§ **Problem**: Rewrite each listing below, switching "6 minutes" to "7 minutes" and leaving every other line and character unchanged.

[Element and region listings]
┌──

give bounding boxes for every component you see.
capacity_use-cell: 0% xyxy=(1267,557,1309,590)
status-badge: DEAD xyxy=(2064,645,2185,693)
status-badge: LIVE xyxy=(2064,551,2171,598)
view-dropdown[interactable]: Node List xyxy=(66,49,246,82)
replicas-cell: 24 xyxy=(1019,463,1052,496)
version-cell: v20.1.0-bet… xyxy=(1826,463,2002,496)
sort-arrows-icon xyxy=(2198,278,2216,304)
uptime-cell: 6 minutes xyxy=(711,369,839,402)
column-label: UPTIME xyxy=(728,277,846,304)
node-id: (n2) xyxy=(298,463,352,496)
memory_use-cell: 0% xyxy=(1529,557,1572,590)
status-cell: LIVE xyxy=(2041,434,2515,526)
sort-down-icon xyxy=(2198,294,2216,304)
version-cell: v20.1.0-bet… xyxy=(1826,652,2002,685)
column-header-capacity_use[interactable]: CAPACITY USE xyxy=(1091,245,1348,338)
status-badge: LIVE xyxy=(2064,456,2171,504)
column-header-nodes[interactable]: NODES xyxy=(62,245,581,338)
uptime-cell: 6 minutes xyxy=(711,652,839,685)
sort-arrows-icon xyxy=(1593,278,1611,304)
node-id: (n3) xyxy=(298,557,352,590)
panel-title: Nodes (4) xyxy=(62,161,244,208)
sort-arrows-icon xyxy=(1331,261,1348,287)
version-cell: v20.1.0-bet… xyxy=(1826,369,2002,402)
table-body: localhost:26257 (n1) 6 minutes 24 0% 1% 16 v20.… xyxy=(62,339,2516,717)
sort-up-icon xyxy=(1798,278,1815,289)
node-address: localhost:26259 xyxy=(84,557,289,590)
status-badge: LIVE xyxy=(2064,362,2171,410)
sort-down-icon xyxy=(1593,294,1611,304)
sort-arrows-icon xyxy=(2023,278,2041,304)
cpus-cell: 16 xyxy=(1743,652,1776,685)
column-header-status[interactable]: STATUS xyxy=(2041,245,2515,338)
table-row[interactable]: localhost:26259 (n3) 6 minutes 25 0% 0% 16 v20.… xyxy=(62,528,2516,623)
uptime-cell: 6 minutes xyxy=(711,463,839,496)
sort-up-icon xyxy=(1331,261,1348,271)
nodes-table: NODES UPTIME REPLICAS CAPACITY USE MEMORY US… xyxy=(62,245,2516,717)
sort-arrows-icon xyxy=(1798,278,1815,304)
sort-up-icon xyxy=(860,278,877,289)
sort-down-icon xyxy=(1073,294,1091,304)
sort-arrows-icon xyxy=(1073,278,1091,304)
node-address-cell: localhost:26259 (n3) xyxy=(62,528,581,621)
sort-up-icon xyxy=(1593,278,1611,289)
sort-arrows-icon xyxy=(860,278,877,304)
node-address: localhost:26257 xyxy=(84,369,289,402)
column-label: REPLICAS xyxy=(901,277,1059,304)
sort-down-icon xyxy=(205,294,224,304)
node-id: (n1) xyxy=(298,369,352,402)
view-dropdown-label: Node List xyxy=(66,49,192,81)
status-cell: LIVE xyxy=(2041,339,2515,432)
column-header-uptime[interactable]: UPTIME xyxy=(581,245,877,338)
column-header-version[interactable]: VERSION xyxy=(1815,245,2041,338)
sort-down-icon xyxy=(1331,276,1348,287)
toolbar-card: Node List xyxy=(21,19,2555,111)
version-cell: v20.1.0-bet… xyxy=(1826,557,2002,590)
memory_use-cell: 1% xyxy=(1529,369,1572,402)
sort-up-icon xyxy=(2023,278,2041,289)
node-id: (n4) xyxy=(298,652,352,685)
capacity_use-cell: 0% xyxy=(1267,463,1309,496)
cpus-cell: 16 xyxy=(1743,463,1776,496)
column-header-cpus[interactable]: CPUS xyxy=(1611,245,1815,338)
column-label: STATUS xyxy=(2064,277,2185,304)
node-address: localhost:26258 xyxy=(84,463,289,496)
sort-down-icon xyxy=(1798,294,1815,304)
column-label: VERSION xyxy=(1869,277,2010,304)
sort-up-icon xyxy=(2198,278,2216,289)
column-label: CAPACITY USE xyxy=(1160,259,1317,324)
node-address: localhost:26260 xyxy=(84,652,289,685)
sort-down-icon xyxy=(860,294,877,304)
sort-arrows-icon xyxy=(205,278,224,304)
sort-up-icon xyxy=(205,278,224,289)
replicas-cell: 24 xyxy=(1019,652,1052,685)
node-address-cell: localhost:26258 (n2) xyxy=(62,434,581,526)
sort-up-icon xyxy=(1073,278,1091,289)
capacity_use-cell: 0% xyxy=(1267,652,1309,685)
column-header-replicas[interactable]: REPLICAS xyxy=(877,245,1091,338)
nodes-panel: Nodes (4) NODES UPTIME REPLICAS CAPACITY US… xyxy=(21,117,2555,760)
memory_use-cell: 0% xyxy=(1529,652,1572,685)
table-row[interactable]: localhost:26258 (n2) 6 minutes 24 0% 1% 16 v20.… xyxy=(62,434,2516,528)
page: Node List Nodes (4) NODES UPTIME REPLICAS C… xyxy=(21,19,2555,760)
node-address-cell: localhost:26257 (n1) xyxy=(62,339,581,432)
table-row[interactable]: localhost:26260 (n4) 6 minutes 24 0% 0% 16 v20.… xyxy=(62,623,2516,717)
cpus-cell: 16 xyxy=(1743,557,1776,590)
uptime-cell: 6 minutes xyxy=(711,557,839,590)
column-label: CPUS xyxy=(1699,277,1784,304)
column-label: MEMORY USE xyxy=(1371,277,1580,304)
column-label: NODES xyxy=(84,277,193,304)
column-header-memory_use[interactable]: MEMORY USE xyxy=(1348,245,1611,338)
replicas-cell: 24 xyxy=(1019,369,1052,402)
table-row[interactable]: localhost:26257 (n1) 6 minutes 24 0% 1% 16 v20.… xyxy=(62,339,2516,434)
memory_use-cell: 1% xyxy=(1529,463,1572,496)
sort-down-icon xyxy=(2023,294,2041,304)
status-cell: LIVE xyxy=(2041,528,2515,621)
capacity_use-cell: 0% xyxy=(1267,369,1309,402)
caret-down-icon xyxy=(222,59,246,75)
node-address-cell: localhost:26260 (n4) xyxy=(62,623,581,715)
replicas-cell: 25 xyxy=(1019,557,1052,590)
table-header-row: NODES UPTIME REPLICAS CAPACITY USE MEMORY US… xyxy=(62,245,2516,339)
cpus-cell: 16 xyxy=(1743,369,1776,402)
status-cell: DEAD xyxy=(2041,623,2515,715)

└──

§ **Written solution**:
give bounding boxes for every component you see.
capacity_use-cell: 0% xyxy=(1267,557,1309,590)
status-badge: DEAD xyxy=(2064,645,2185,693)
status-badge: LIVE xyxy=(2064,551,2171,598)
view-dropdown[interactable]: Node List xyxy=(66,49,246,82)
replicas-cell: 24 xyxy=(1019,463,1052,496)
version-cell: v20.1.0-bet… xyxy=(1826,463,2002,496)
sort-arrows-icon xyxy=(2198,278,2216,304)
uptime-cell: 7 minutes xyxy=(711,369,839,402)
column-label: UPTIME xyxy=(728,277,846,304)
node-id: (n2) xyxy=(298,463,352,496)
memory_use-cell: 0% xyxy=(1529,557,1572,590)
status-cell: LIVE xyxy=(2041,434,2515,526)
sort-down-icon xyxy=(2198,294,2216,304)
version-cell: v20.1.0-bet… xyxy=(1826,652,2002,685)
column-header-capacity_use[interactable]: CAPACITY USE xyxy=(1091,245,1348,338)
status-badge: LIVE xyxy=(2064,456,2171,504)
column-header-nodes[interactable]: NODES xyxy=(62,245,581,338)
uptime-cell: 7 minutes xyxy=(711,652,839,685)
sort-arrows-icon xyxy=(1593,278,1611,304)
node-id: (n3) xyxy=(298,557,352,590)
panel-title: Nodes (4) xyxy=(62,161,244,208)
sort-arrows-icon xyxy=(1331,261,1348,287)
version-cell: v20.1.0-bet… xyxy=(1826,369,2002,402)
table-body: localhost:26257 (n1) 7 minutes 24 0% 1% 16 v20.… xyxy=(62,339,2516,717)
sort-up-icon xyxy=(1798,278,1815,289)
node-address: localhost:26259 xyxy=(84,557,289,590)
status-badge: LIVE xyxy=(2064,362,2171,410)
sort-down-icon xyxy=(1593,294,1611,304)
sort-arrows-icon xyxy=(2023,278,2041,304)
cpus-cell: 16 xyxy=(1743,652,1776,685)
column-header-status[interactable]: STATUS xyxy=(2041,245,2515,338)
table-row[interactable]: localhost:26259 (n3) 7 minutes 25 0% 0% 16 v20.… xyxy=(62,528,2516,623)
uptime-cell: 7 minutes xyxy=(711,463,839,496)
sort-up-icon xyxy=(1331,261,1348,271)
nodes-table: NODES UPTIME REPLICAS CAPACITY USE MEMORY US… xyxy=(62,245,2516,717)
sort-arrows-icon xyxy=(1798,278,1815,304)
sort-up-icon xyxy=(860,278,877,289)
sort-down-icon xyxy=(1073,294,1091,304)
sort-arrows-icon xyxy=(1073,278,1091,304)
node-address-cell: localhost:26259 (n3) xyxy=(62,528,581,621)
sort-up-icon xyxy=(1593,278,1611,289)
sort-arrows-icon xyxy=(860,278,877,304)
node-address: localhost:26257 xyxy=(84,369,289,402)
column-label: REPLICAS xyxy=(901,277,1059,304)
sort-down-icon xyxy=(205,294,224,304)
node-id: (n1) xyxy=(298,369,352,402)
view-dropdown-label: Node List xyxy=(66,49,192,81)
status-cell: LIVE xyxy=(2041,339,2515,432)
column-header-uptime[interactable]: UPTIME xyxy=(581,245,877,338)
column-header-version[interactable]: VERSION xyxy=(1815,245,2041,338)
sort-down-icon xyxy=(1331,276,1348,287)
toolbar-card: Node List xyxy=(21,19,2555,111)
version-cell: v20.1.0-bet… xyxy=(1826,557,2002,590)
memory_use-cell: 1% xyxy=(1529,369,1572,402)
sort-up-icon xyxy=(2023,278,2041,289)
node-id: (n4) xyxy=(298,652,352,685)
capacity_use-cell: 0% xyxy=(1267,463,1309,496)
cpus-cell: 16 xyxy=(1743,463,1776,496)
column-header-cpus[interactable]: CPUS xyxy=(1611,245,1815,338)
column-label: STATUS xyxy=(2064,277,2185,304)
node-address: localhost:26258 xyxy=(84,463,289,496)
sort-down-icon xyxy=(1798,294,1815,304)
column-label: VERSION xyxy=(1869,277,2010,304)
sort-up-icon xyxy=(2198,278,2216,289)
column-label: CAPACITY USE xyxy=(1160,259,1317,324)
node-address: localhost:26260 xyxy=(84,652,289,685)
sort-down-icon xyxy=(860,294,877,304)
sort-arrows-icon xyxy=(205,278,224,304)
sort-up-icon xyxy=(205,278,224,289)
replicas-cell: 24 xyxy=(1019,652,1052,685)
node-address-cell: localhost:26258 (n2) xyxy=(62,434,581,526)
sort-up-icon xyxy=(1073,278,1091,289)
capacity_use-cell: 0% xyxy=(1267,652,1309,685)
column-header-replicas[interactable]: REPLICAS xyxy=(877,245,1091,338)
nodes-panel: Nodes (4) NODES UPTIME REPLICAS CAPACITY US… xyxy=(21,117,2555,760)
memory_use-cell: 0% xyxy=(1529,652,1572,685)
table-row[interactable]: localhost:26258 (n2) 7 minutes 24 0% 1% 16 v20.… xyxy=(62,434,2516,528)
page: Node List Nodes (4) NODES UPTIME REPLICAS C… xyxy=(21,19,2555,760)
node-address-cell: localhost:26257 (n1) xyxy=(62,339,581,432)
table-row[interactable]: localhost:26260 (n4) 7 minutes 24 0% 0% 16 v20.… xyxy=(62,623,2516,717)
cpus-cell: 16 xyxy=(1743,557,1776,590)
uptime-cell: 7 minutes xyxy=(711,557,839,590)
column-label: CPUS xyxy=(1699,277,1784,304)
column-label: MEMORY USE xyxy=(1371,277,1580,304)
column-label: NODES xyxy=(84,277,193,304)
column-header-memory_use[interactable]: MEMORY USE xyxy=(1348,245,1611,338)
replicas-cell: 24 xyxy=(1019,369,1052,402)
table-row[interactable]: localhost:26257 (n1) 7 minutes 24 0% 1% 16 v20.… xyxy=(62,339,2516,434)
memory_use-cell: 1% xyxy=(1529,463,1572,496)
sort-down-icon xyxy=(2023,294,2041,304)
status-cell: LIVE xyxy=(2041,528,2515,621)
capacity_use-cell: 0% xyxy=(1267,369,1309,402)
caret-down-icon xyxy=(222,59,246,75)
node-address-cell: localhost:26260 (n4) xyxy=(62,623,581,715)
replicas-cell: 25 xyxy=(1019,557,1052,590)
table-header-row: NODES UPTIME REPLICAS CAPACITY USE MEMORY US… xyxy=(62,245,2516,339)
cpus-cell: 16 xyxy=(1743,369,1776,402)
status-cell: DEAD xyxy=(2041,623,2515,715)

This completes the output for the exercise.